WORK TO COMPLETE
Among the lines listed below, count those that include the string "Differential", and state only the count.

- - - -

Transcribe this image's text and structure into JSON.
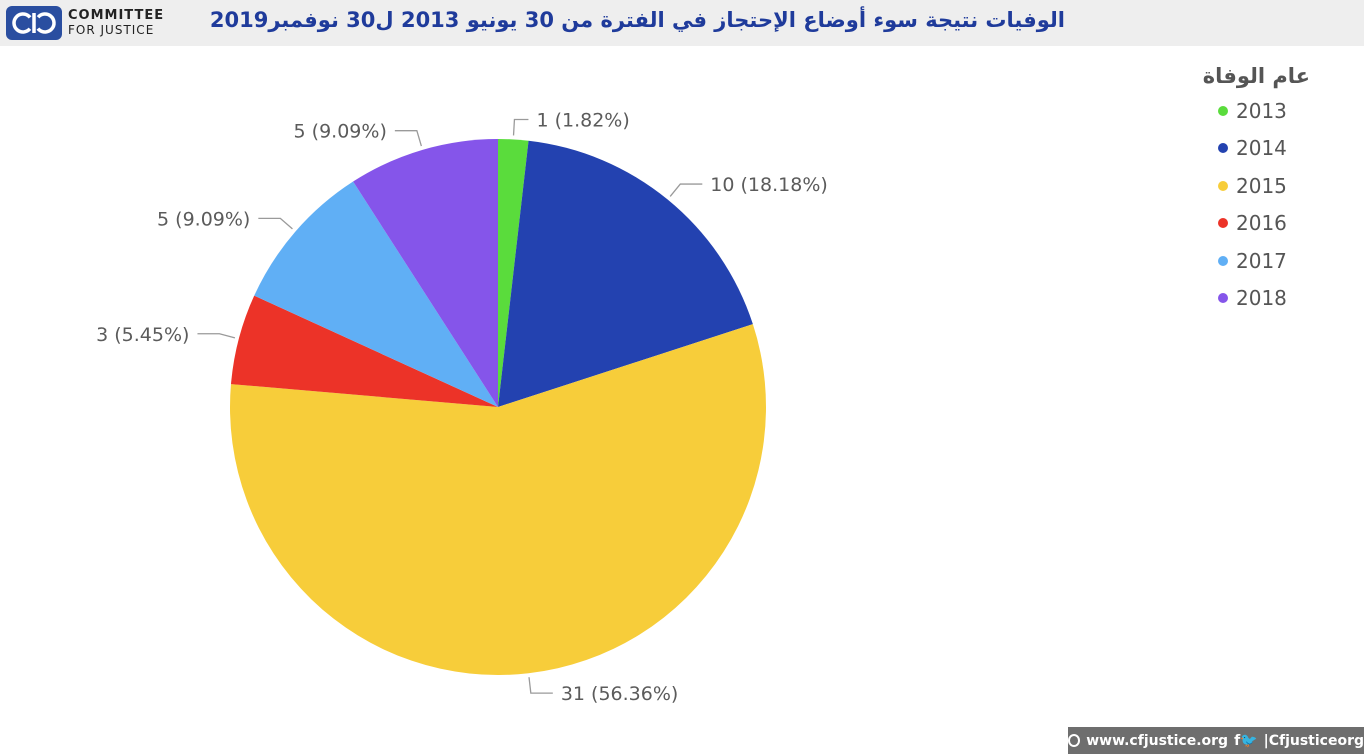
{
  "header": {
    "logo_line1": "COMMITTEE",
    "logo_line2": "FOR JUSTICE",
    "title": "الوفيات نتيجة سوء أوضاع الإحتجاز في الفترة من 30 يونيو 2013 ل30 نوفمبر2019"
  },
  "legend": {
    "title": "عام الوفاة"
  },
  "chart_data": {
    "type": "pie",
    "categories": [
      "2013",
      "2014",
      "2015",
      "2016",
      "2017",
      "2018"
    ],
    "values": [
      1,
      10,
      31,
      3,
      5,
      5
    ],
    "data_labels": [
      "1 (1.82%)",
      "10 (18.18%)",
      "31 (56.36%)",
      "3 (5.45%)",
      "5 (9.09%)",
      "5 (9.09%)"
    ],
    "colors": [
      "#5adc3c",
      "#2342b0",
      "#f7cd3a",
      "#ec3328",
      "#60aff5",
      "#8555ea"
    ],
    "legend_position": "top-right",
    "legend_title": "عام الوفاة"
  },
  "footer": {
    "website": "www.cfjustice.org",
    "social_icons": "f🐦",
    "handle": "|Cfjusticeorg"
  }
}
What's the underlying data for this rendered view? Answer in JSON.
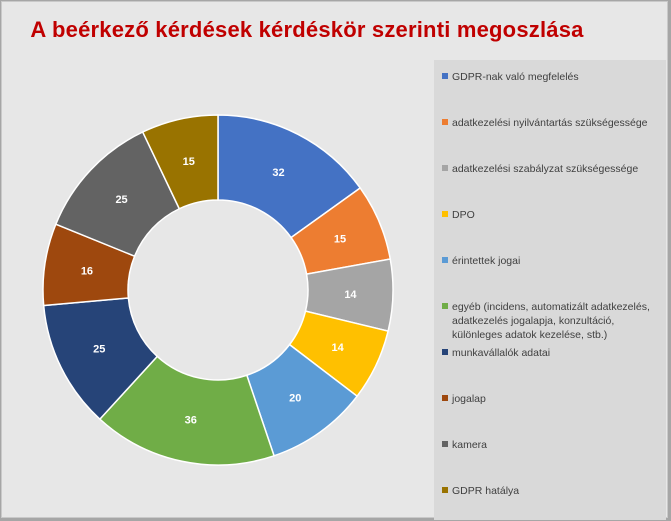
{
  "chart_data": {
    "type": "pie",
    "title": "A beérkező kérdések kérdéskör szerinti megoszlása",
    "categories": [
      "GDPR-nak való megfelelés",
      "adatkezelési nyilvántartás szükségessége",
      "adatkezelési szabályzat szükségessége",
      "DPO",
      "érintettek jogai",
      "egyéb (incidens, automatizált adatkezelés, adatkezelés jogalapja, konzultáció, különleges adatok kezelése, stb.)",
      "munkavállalók adatai",
      "jogalap",
      "kamera",
      "GDPR hatálya"
    ],
    "values": [
      32,
      15,
      14,
      14,
      20,
      36,
      25,
      16,
      25,
      15
    ],
    "colors": [
      "#4472c4",
      "#ed7d31",
      "#a5a5a5",
      "#ffc000",
      "#5b9bd5",
      "#70ad47",
      "#264478",
      "#9e480e",
      "#636363",
      "#997300"
    ],
    "legend_position": "right",
    "hole": "donut"
  }
}
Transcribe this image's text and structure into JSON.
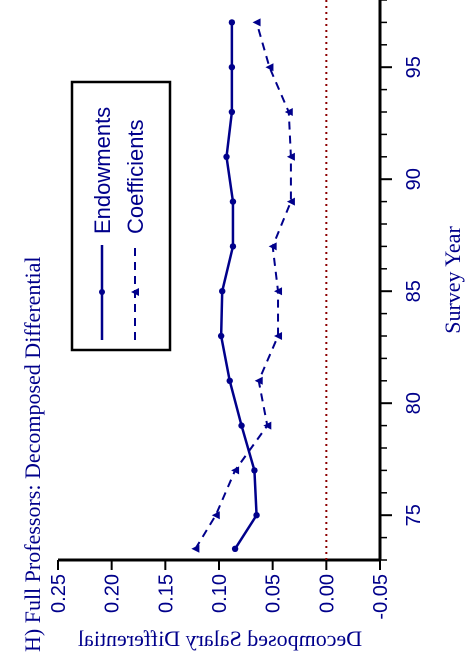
{
  "chart_data": {
    "type": "line",
    "title": "H)  Full Professors:  Decomposed Differential",
    "xlabel": "Survey Year",
    "ylabel": "Decomposed Salary Differential",
    "xlim": [
      73,
      98
    ],
    "ylim": [
      -0.05,
      0.25
    ],
    "x_ticks": [
      75,
      80,
      85,
      90,
      95
    ],
    "y_ticks": [
      -0.05,
      0.0,
      0.05,
      0.1,
      0.15,
      0.2,
      0.25
    ],
    "y_tick_labels": [
      "-0.05",
      "0.00",
      "0.05",
      "0.10",
      "0.15",
      "0.20",
      "0.25"
    ],
    "reference_line": {
      "y": 0,
      "style": "dotted",
      "color": "#8b0000"
    },
    "legend_position": "top-right",
    "grid": false,
    "orientation": "rotated-90-ccw",
    "series": [
      {
        "name": "Endowments",
        "style": "solid",
        "color": "#00008b",
        "x": [
          73.5,
          75,
          77,
          79,
          81,
          83,
          85,
          87,
          89,
          91,
          93,
          95,
          97
        ],
        "y": [
          0.085,
          0.065,
          0.067,
          0.079,
          0.09,
          0.098,
          0.097,
          0.087,
          0.087,
          0.093,
          0.088,
          0.088,
          0.088
        ]
      },
      {
        "name": "Coefficients",
        "style": "dashed",
        "color": "#00008b",
        "x": [
          73.5,
          75,
          77,
          79,
          81,
          83,
          85,
          87,
          89,
          91,
          93,
          95,
          97
        ],
        "y": [
          0.122,
          0.103,
          0.085,
          0.055,
          0.063,
          0.045,
          0.045,
          0.05,
          0.033,
          0.033,
          0.035,
          0.053,
          0.065
        ]
      }
    ]
  }
}
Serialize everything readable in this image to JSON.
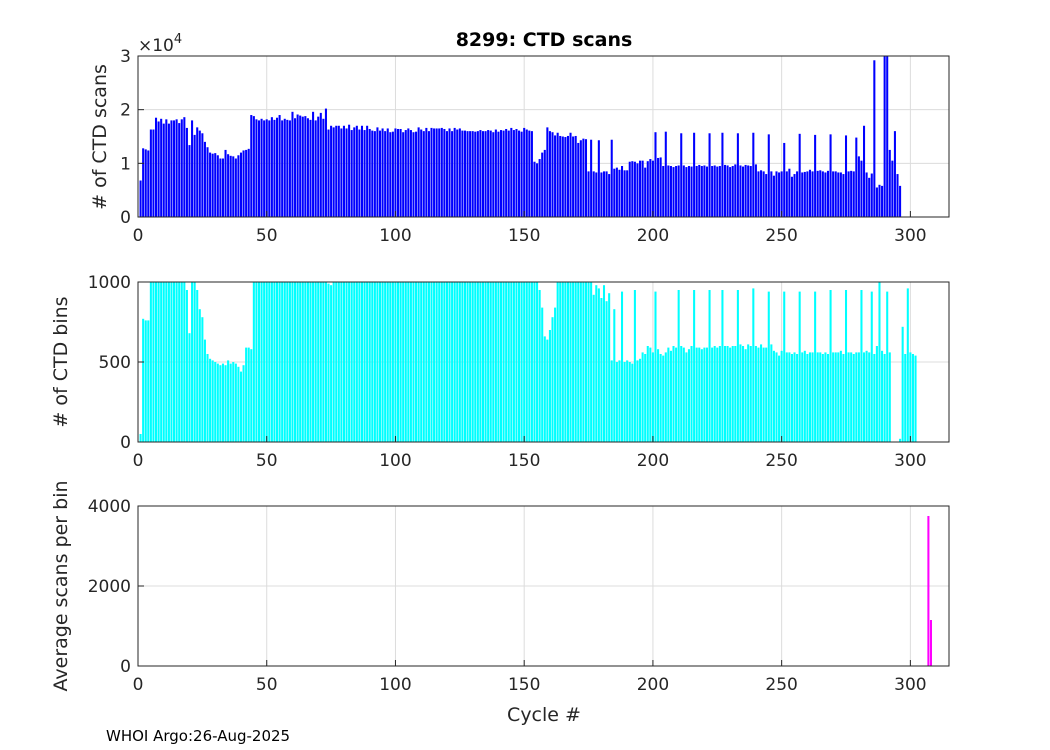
{
  "figure": {
    "footer": "WHOI Argo:26-Aug-2025",
    "xlabel": "Cycle #"
  },
  "chart_data": [
    {
      "type": "bar",
      "title": "8299: CTD scans",
      "ylabel": "# of CTD scans",
      "exponent_label": "×10",
      "exponent_power": "4",
      "color": "#0000ff",
      "xlim": [
        0,
        315
      ],
      "ylim": [
        0,
        3
      ],
      "x_ticks": [
        0,
        50,
        100,
        150,
        200,
        250,
        300
      ],
      "y_ticks": [
        0,
        1,
        2,
        3
      ],
      "start_cycle": 1,
      "values": [
        0.68,
        1.28,
        1.26,
        1.24,
        1.63,
        1.63,
        1.85,
        1.78,
        1.83,
        1.74,
        1.82,
        1.74,
        1.8,
        1.8,
        1.82,
        1.75,
        1.82,
        1.86,
        1.66,
        1.34,
        1.8,
        1.53,
        1.67,
        1.61,
        1.56,
        1.4,
        1.3,
        1.2,
        1.18,
        1.19,
        1.15,
        1.09,
        1.09,
        1.25,
        1.17,
        1.14,
        1.13,
        1.09,
        1.15,
        1.2,
        1.24,
        1.25,
        1.27,
        1.9,
        1.88,
        1.82,
        1.8,
        1.83,
        1.8,
        1.82,
        1.8,
        1.86,
        1.81,
        1.85,
        1.9,
        1.8,
        1.83,
        1.81,
        1.8,
        1.96,
        1.84,
        1.91,
        1.89,
        1.87,
        1.88,
        1.84,
        1.81,
        1.96,
        1.8,
        1.87,
        1.94,
        1.83,
        2.02,
        1.63,
        1.7,
        1.67,
        1.7,
        1.7,
        1.65,
        1.7,
        1.65,
        1.72,
        1.62,
        1.67,
        1.7,
        1.63,
        1.7,
        1.62,
        1.7,
        1.64,
        1.61,
        1.6,
        1.67,
        1.61,
        1.65,
        1.6,
        1.65,
        1.58,
        1.59,
        1.65,
        1.64,
        1.64,
        1.58,
        1.62,
        1.65,
        1.62,
        1.58,
        1.59,
        1.67,
        1.63,
        1.6,
        1.66,
        1.6,
        1.66,
        1.65,
        1.65,
        1.65,
        1.66,
        1.64,
        1.6,
        1.65,
        1.6,
        1.66,
        1.63,
        1.65,
        1.61,
        1.61,
        1.6,
        1.6,
        1.6,
        1.59,
        1.6,
        1.62,
        1.6,
        1.6,
        1.62,
        1.61,
        1.58,
        1.63,
        1.59,
        1.62,
        1.61,
        1.64,
        1.61,
        1.66,
        1.62,
        1.64,
        1.61,
        1.59,
        1.66,
        1.63,
        1.61,
        1.6,
        1.03,
        1.0,
        1.08,
        1.2,
        1.25,
        1.67,
        1.6,
        1.58,
        1.52,
        1.57,
        1.51,
        1.5,
        1.49,
        1.51,
        1.57,
        1.5,
        1.51,
        1.38,
        1.43,
        1.46,
        1.45,
        0.85,
        1.44,
        0.85,
        0.83,
        1.43,
        0.83,
        0.85,
        0.85,
        0.8,
        1.44,
        0.9,
        0.92,
        0.88,
        0.95,
        0.87,
        0.87,
        1.03,
        1.04,
        1.03,
        1.0,
        1.05,
        1.05,
        0.92,
        1.04,
        1.08,
        1.05,
        1.58,
        1.1,
        1.11,
        0.95,
        1.59,
        0.96,
        0.95,
        0.93,
        0.95,
        0.96,
        1.56,
        0.96,
        0.93,
        0.95,
        0.94,
        1.57,
        0.95,
        0.97,
        0.95,
        0.96,
        0.94,
        1.56,
        0.95,
        0.96,
        0.94,
        0.95,
        1.57,
        0.97,
        0.96,
        0.93,
        0.95,
        0.98,
        1.56,
        0.96,
        0.94,
        0.97,
        0.96,
        0.95,
        1.57,
        0.98,
        0.85,
        0.87,
        0.85,
        0.8,
        1.54,
        0.85,
        0.77,
        0.85,
        0.83,
        0.85,
        1.38,
        0.85,
        0.9,
        0.75,
        0.8,
        0.85,
        1.55,
        0.83,
        0.84,
        0.85,
        0.88,
        0.85,
        1.53,
        0.86,
        0.87,
        0.85,
        0.83,
        0.86,
        1.54,
        0.85,
        0.85,
        0.83,
        0.83,
        0.8,
        1.52,
        0.85,
        0.86,
        0.85,
        1.48,
        1.13,
        1.05,
        1.7,
        0.83,
        0.73,
        0.81,
        2.92,
        0.55,
        0.6,
        0.58,
        3.2,
        3.2,
        1.25,
        1.05,
        1.6,
        0.8,
        0.58
      ],
      "value_scale": 10000
    },
    {
      "type": "bar",
      "title": "",
      "ylabel": "# of CTD bins",
      "color": "#00ffff",
      "xlim": [
        0,
        315
      ],
      "ylim": [
        0,
        1000
      ],
      "x_ticks": [
        0,
        50,
        100,
        150,
        200,
        250,
        300
      ],
      "y_ticks": [
        0,
        500,
        1000
      ],
      "start_cycle": 1,
      "values": [
        50,
        770,
        760,
        760,
        1000,
        1000,
        1000,
        1000,
        1000,
        1000,
        1000,
        1000,
        1000,
        1000,
        1000,
        1000,
        1000,
        1000,
        950,
        680,
        1000,
        1000,
        950,
        830,
        780,
        640,
        550,
        520,
        510,
        500,
        490,
        480,
        490,
        480,
        510,
        490,
        500,
        490,
        470,
        440,
        480,
        590,
        590,
        580,
        1000,
        1000,
        1000,
        1000,
        1000,
        1000,
        1000,
        1000,
        1000,
        1000,
        1000,
        1000,
        1000,
        1000,
        1000,
        1000,
        1000,
        1000,
        1000,
        1000,
        1000,
        1000,
        1000,
        1000,
        1000,
        1000,
        1000,
        1000,
        1000,
        990,
        980,
        1000,
        1000,
        1000,
        1000,
        1000,
        1000,
        1000,
        1000,
        1000,
        1000,
        1000,
        1000,
        1000,
        1000,
        1000,
        1000,
        1000,
        1000,
        1000,
        1000,
        1000,
        1000,
        1000,
        1000,
        1000,
        1000,
        1000,
        1000,
        1000,
        1000,
        1000,
        1000,
        1000,
        1000,
        1000,
        1000,
        1000,
        1000,
        1000,
        1000,
        1000,
        1000,
        1000,
        1000,
        1000,
        1000,
        1000,
        1000,
        1000,
        1000,
        1000,
        1000,
        1000,
        1000,
        1000,
        1000,
        1000,
        1000,
        1000,
        1000,
        1000,
        1000,
        1000,
        1000,
        1000,
        1000,
        1000,
        1000,
        1000,
        1000,
        1000,
        1000,
        1000,
        1000,
        1000,
        1000,
        1000,
        1000,
        1000,
        1000,
        950,
        840,
        660,
        640,
        700,
        780,
        840,
        1000,
        1000,
        1000,
        1000,
        1000,
        1000,
        1000,
        1000,
        1000,
        1000,
        1000,
        1000,
        1000,
        1000,
        920,
        980,
        960,
        900,
        980,
        880,
        930,
        510,
        830,
        500,
        510,
        940,
        500,
        510,
        500,
        490,
        950,
        510,
        520,
        560,
        550,
        600,
        590,
        560,
        940,
        580,
        550,
        540,
        560,
        590,
        570,
        600,
        590,
        950,
        600,
        590,
        560,
        580,
        600,
        950,
        590,
        590,
        580,
        590,
        590,
        950,
        590,
        600,
        590,
        600,
        950,
        600,
        600,
        590,
        600,
        600,
        950,
        610,
        600,
        580,
        610,
        600,
        960,
        600,
        590,
        610,
        590,
        590,
        940,
        610,
        570,
        560,
        540,
        570,
        940,
        560,
        560,
        550,
        560,
        550,
        940,
        560,
        570,
        550,
        560,
        560,
        940,
        560,
        560,
        550,
        560,
        550,
        950,
        560,
        560,
        560,
        570,
        550,
        950,
        560,
        560,
        550,
        560,
        560,
        950,
        560,
        570,
        560,
        940,
        550,
        600,
        1000,
        570,
        550,
        940,
        560,
        0,
        0,
        0,
        20,
        720,
        550,
        960,
        560,
        550,
        540
      ],
      "value_scale": 1
    },
    {
      "type": "bar",
      "title": "",
      "ylabel": "Average scans per bin",
      "color": "#ff00ff",
      "xlim": [
        0,
        315
      ],
      "ylim": [
        0,
        4000
      ],
      "x_ticks": [
        0,
        50,
        100,
        150,
        200,
        250,
        300
      ],
      "y_ticks": [
        0,
        2000,
        4000
      ],
      "spikes": [
        [
          307,
          3750
        ],
        [
          308,
          1150
        ]
      ],
      "value_scale": 1
    }
  ]
}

- - - -

SOLVED EXERCISE
2